Collected data entries
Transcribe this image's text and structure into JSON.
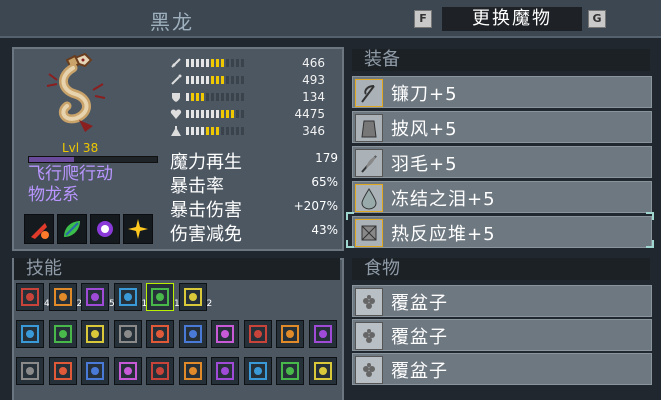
{
  "header": {
    "title": "黑龙",
    "prev_key": "F",
    "next_key": "G",
    "swap_label": "更换魔物"
  },
  "monster": {
    "level": "Lvl 38",
    "xp_fraction": 0.35,
    "species_line1": "飞行爬行动",
    "species_line2": "物龙系"
  },
  "stats": [
    {
      "icon": "sword-icon",
      "value": "466",
      "fill": 0.68
    },
    {
      "icon": "wand-icon",
      "value": "493",
      "fill": 0.68
    },
    {
      "icon": "shield-icon",
      "value": "134",
      "fill": 0.35
    },
    {
      "icon": "heart-icon",
      "value": "4475",
      "fill": 0.82
    },
    {
      "icon": "flask-icon",
      "value": "346",
      "fill": 0.58
    }
  ],
  "combat": [
    {
      "label": "魔力再生",
      "value": "179"
    },
    {
      "label": "暴击率",
      "value": "65%"
    },
    {
      "label": "暴击伤害",
      "value": "+207%"
    },
    {
      "label": "伤害减免",
      "value": "43%"
    }
  ],
  "sections": {
    "equipment": "装备",
    "skills": "技能",
    "food": "食物"
  },
  "equipment": [
    {
      "label": "镰刀+5",
      "icon": "scythe-icon"
    },
    {
      "label": "披风+5",
      "icon": "cloak-icon"
    },
    {
      "label": "羽毛+5",
      "icon": "feather-icon"
    },
    {
      "label": "冻结之泪+5",
      "icon": "tear-icon"
    },
    {
      "label": "热反应堆+5",
      "icon": "reactor-icon"
    }
  ],
  "skill_counts": [
    "4",
    "2",
    "5",
    "1",
    "1",
    "2"
  ],
  "food": [
    {
      "label": "覆盆子",
      "icon": "raspberry-icon"
    },
    {
      "label": "覆盆子",
      "icon": "raspberry-icon"
    },
    {
      "label": "覆盆子",
      "icon": "raspberry-icon"
    }
  ],
  "colors": {
    "accent_gold": "#e0a820",
    "species_purple": "#b996ff",
    "level_yellow": "#f0c800",
    "selected_green": "#b9f000"
  }
}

INSTRUCTIONS TO FOLLOW: Repeat all of the records verbatim, leaving out the pictures.

THE REPLY:
Transcribe this image's text and structure into JSON.
{
  "header": {
    "title": "黑龙",
    "prev_key": "F",
    "next_key": "G",
    "swap_label": "更换魔物"
  },
  "monster": {
    "level": "Lvl 38",
    "xp_fraction": 0.35,
    "species_line1": "飞行爬行动",
    "species_line2": "物龙系"
  },
  "stats": [
    {
      "icon": "sword-icon",
      "value": "466",
      "fill": 0.68
    },
    {
      "icon": "wand-icon",
      "value": "493",
      "fill": 0.68
    },
    {
      "icon": "shield-icon",
      "value": "134",
      "fill": 0.35
    },
    {
      "icon": "heart-icon",
      "value": "4475",
      "fill": 0.82
    },
    {
      "icon": "flask-icon",
      "value": "346",
      "fill": 0.58
    }
  ],
  "combat": [
    {
      "label": "魔力再生",
      "value": "179"
    },
    {
      "label": "暴击率",
      "value": "65%"
    },
    {
      "label": "暴击伤害",
      "value": "+207%"
    },
    {
      "label": "伤害减免",
      "value": "43%"
    }
  ],
  "sections": {
    "equipment": "装备",
    "skills": "技能",
    "food": "食物"
  },
  "equipment": [
    {
      "label": "镰刀+5",
      "icon": "scythe-icon"
    },
    {
      "label": "披风+5",
      "icon": "cloak-icon"
    },
    {
      "label": "羽毛+5",
      "icon": "feather-icon"
    },
    {
      "label": "冻结之泪+5",
      "icon": "tear-icon"
    },
    {
      "label": "热反应堆+5",
      "icon": "reactor-icon"
    }
  ],
  "skill_counts": [
    "4",
    "2",
    "5",
    "1",
    "1",
    "2"
  ],
  "food": [
    {
      "label": "覆盆子",
      "icon": "raspberry-icon"
    },
    {
      "label": "覆盆子",
      "icon": "raspberry-icon"
    },
    {
      "label": "覆盆子",
      "icon": "raspberry-icon"
    }
  ],
  "colors": {
    "accent_gold": "#e0a820",
    "species_purple": "#b996ff",
    "level_yellow": "#f0c800",
    "selected_green": "#b9f000"
  }
}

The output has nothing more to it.